───── LISTED ENTRIES

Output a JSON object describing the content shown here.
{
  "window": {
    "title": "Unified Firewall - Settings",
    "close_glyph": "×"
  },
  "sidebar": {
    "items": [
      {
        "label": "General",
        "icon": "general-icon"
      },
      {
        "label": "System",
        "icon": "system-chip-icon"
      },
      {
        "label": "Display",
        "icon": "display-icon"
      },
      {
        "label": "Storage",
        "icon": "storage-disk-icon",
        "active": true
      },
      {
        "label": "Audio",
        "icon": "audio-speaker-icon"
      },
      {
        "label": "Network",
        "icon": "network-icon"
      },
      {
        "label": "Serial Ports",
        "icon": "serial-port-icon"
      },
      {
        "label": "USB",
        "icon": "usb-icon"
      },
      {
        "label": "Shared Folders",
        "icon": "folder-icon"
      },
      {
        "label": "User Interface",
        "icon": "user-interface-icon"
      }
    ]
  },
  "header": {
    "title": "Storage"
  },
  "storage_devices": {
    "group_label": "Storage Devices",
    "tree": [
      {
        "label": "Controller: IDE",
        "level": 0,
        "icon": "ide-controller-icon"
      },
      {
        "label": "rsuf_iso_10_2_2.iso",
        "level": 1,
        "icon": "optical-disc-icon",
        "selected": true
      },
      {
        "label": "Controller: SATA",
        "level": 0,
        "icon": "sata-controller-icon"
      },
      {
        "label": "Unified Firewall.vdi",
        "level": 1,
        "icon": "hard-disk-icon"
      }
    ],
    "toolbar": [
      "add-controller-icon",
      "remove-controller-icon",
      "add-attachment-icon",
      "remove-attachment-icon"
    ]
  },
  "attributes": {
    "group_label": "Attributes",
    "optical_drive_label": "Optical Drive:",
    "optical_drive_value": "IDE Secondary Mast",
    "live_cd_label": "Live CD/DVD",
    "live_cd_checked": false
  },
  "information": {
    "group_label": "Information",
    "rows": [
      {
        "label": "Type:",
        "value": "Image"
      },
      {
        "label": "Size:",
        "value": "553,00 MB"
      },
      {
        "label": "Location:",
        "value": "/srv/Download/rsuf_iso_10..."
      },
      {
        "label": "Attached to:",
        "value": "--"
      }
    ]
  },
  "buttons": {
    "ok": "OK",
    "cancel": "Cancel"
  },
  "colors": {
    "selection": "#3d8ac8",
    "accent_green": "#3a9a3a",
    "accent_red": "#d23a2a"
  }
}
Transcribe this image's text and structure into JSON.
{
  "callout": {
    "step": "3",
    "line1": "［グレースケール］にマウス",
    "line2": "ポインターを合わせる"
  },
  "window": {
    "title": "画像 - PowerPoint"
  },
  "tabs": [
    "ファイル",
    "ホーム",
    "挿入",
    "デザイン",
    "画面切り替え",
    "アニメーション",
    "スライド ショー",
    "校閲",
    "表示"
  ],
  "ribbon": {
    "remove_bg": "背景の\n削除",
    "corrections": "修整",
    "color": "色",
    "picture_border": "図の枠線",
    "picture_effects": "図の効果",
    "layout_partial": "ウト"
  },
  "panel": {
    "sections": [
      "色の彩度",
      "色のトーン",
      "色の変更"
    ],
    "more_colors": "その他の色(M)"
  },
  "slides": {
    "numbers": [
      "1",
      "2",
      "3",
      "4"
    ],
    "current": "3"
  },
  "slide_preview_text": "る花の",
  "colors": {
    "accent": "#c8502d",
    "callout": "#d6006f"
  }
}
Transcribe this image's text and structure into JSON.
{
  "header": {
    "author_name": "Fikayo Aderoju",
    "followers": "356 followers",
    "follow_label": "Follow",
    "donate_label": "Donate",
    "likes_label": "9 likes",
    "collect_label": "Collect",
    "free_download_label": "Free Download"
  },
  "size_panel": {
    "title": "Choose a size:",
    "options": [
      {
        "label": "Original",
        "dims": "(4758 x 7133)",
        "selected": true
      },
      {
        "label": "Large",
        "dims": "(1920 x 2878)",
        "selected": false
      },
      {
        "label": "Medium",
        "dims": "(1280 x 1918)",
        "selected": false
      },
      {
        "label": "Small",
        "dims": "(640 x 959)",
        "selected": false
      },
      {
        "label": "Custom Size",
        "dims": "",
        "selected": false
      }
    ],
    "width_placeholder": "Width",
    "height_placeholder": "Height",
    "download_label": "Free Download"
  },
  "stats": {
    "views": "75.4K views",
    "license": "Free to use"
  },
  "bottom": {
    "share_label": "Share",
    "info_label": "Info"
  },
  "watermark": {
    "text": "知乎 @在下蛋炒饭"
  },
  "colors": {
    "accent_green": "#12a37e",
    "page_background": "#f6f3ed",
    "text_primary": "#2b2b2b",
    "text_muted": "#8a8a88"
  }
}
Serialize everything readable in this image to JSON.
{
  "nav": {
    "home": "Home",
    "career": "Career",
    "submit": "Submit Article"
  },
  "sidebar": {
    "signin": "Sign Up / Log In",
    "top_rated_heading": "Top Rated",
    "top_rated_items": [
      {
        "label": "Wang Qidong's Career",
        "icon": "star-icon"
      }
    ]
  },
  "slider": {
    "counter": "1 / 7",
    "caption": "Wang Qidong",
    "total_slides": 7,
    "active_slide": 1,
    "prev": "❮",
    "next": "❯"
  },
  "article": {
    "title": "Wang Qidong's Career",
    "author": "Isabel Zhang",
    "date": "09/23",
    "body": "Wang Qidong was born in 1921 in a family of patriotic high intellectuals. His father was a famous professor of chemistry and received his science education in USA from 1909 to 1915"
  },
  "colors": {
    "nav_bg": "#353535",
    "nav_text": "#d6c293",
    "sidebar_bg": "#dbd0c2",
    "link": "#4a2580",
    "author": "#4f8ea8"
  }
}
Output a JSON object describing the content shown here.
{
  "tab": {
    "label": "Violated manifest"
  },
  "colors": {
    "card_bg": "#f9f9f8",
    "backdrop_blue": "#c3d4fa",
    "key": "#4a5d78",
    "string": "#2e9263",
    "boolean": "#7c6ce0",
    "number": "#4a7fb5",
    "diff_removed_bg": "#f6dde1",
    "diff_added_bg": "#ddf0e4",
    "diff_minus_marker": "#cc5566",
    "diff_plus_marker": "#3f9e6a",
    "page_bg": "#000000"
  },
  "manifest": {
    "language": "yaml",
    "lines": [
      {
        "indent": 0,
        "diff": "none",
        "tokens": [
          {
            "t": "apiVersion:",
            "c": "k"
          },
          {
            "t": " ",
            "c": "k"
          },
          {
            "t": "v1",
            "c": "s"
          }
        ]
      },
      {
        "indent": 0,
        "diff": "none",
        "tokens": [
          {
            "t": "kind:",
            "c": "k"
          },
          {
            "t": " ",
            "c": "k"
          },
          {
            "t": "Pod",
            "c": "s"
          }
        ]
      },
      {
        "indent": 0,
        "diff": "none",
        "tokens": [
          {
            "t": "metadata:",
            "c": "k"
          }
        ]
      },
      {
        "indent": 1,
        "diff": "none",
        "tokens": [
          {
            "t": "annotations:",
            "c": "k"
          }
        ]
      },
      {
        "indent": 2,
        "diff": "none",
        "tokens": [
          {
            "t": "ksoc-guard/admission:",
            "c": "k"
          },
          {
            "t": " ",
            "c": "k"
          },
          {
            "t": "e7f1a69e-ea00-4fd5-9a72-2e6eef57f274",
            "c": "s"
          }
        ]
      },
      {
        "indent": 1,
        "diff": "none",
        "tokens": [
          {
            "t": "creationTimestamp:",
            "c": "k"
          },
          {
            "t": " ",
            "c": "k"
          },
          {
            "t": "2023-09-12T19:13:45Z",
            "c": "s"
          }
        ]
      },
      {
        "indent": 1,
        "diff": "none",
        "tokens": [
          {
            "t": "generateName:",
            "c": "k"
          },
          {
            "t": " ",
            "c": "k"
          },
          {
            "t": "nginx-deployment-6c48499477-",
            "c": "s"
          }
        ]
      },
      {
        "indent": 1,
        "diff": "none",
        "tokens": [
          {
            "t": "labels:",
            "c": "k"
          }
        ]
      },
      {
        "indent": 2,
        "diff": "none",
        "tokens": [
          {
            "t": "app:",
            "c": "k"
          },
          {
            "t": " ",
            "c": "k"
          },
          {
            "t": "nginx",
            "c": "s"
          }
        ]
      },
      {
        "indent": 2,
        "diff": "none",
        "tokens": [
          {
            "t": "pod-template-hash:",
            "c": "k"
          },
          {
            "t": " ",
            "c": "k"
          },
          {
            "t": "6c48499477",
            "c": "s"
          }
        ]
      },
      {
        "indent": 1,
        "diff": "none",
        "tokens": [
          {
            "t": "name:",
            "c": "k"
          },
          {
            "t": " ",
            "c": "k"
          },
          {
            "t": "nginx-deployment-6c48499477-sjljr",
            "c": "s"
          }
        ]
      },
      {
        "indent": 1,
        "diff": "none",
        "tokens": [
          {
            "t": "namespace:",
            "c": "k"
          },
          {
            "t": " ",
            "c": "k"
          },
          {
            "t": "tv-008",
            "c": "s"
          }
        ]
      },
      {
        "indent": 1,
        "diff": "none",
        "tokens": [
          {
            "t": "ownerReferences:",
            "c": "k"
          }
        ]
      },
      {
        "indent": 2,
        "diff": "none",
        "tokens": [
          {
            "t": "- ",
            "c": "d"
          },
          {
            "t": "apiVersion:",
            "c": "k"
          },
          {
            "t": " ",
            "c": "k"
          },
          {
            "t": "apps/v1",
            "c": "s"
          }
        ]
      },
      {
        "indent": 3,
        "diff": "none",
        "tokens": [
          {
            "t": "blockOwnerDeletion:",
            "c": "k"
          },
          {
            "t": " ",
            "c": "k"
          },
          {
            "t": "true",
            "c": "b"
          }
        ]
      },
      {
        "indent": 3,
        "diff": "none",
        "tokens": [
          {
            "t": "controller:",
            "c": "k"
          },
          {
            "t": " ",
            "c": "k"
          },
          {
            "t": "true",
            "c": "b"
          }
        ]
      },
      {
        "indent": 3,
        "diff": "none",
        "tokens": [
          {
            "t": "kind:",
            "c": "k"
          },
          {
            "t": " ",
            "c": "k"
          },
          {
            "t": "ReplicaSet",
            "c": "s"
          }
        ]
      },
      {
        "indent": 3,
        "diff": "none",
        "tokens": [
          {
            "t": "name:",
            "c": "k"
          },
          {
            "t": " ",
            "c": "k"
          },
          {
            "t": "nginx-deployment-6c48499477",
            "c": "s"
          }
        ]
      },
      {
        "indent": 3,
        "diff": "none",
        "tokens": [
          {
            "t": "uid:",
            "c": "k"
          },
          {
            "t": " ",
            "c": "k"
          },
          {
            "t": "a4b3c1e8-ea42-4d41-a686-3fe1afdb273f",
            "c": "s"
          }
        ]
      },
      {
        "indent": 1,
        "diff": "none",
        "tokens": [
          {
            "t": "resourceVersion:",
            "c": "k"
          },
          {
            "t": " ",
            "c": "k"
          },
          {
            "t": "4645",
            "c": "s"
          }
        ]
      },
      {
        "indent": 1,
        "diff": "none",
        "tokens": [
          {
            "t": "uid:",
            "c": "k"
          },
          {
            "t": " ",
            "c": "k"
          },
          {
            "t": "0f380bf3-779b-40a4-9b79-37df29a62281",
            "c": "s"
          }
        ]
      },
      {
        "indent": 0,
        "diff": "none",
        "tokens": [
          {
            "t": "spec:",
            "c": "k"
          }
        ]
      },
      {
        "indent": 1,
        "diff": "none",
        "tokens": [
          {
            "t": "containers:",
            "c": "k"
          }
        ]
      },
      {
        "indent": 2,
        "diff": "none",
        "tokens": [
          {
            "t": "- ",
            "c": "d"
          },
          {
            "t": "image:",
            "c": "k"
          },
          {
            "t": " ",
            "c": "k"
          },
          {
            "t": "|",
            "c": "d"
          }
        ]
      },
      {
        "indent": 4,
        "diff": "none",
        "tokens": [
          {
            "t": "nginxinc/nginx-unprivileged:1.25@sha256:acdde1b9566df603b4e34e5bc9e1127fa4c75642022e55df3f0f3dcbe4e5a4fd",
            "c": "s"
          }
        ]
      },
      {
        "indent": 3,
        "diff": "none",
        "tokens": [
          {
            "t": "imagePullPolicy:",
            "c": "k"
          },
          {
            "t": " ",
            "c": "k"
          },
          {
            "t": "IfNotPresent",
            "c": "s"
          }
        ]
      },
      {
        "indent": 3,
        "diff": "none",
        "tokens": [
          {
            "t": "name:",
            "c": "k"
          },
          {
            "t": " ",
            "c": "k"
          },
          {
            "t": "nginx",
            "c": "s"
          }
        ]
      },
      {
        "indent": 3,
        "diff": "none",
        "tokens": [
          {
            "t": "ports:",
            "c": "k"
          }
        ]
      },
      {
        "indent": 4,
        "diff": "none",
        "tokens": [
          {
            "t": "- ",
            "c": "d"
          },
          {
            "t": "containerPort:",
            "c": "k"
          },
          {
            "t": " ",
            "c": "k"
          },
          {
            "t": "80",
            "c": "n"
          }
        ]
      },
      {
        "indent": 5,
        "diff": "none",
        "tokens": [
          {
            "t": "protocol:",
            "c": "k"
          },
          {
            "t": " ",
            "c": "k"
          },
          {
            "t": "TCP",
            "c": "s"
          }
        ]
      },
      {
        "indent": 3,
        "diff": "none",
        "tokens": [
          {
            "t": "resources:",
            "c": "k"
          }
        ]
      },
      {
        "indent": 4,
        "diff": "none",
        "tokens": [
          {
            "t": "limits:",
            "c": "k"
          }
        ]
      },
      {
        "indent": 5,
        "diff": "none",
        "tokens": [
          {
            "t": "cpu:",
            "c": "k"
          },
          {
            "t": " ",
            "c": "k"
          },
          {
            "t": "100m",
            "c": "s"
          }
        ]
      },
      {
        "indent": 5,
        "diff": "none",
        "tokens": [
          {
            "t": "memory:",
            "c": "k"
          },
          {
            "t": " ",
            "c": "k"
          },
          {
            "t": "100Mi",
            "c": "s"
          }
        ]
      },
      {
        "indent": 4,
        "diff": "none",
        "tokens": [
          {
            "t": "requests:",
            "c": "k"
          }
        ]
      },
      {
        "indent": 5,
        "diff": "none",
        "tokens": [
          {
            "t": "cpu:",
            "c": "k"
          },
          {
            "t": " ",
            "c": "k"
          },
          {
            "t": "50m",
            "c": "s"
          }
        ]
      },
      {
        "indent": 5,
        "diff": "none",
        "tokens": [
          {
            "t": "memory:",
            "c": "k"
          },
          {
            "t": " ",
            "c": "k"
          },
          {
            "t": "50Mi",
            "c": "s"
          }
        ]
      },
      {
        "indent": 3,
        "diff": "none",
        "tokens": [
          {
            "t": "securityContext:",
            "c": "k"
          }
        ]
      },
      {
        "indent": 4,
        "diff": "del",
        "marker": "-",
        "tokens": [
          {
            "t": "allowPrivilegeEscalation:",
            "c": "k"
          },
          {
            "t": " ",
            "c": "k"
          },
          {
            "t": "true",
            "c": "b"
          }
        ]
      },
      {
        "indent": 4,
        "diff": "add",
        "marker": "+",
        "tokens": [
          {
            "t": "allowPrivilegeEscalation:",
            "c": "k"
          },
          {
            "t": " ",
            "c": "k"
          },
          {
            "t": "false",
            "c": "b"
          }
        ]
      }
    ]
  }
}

──────────

▸ TASK TO CARRY OUT:
Keep only those lines of the records that hold "title", and return them.

▸ ANSWER TO THIS PROBLEM:
    "title": "Unified Firewall - Settings",
    "title": "Storage"
    "title": "画像 - PowerPoint"
    "title": "Choose a size:",
    "title": "Wang Qidong's Career",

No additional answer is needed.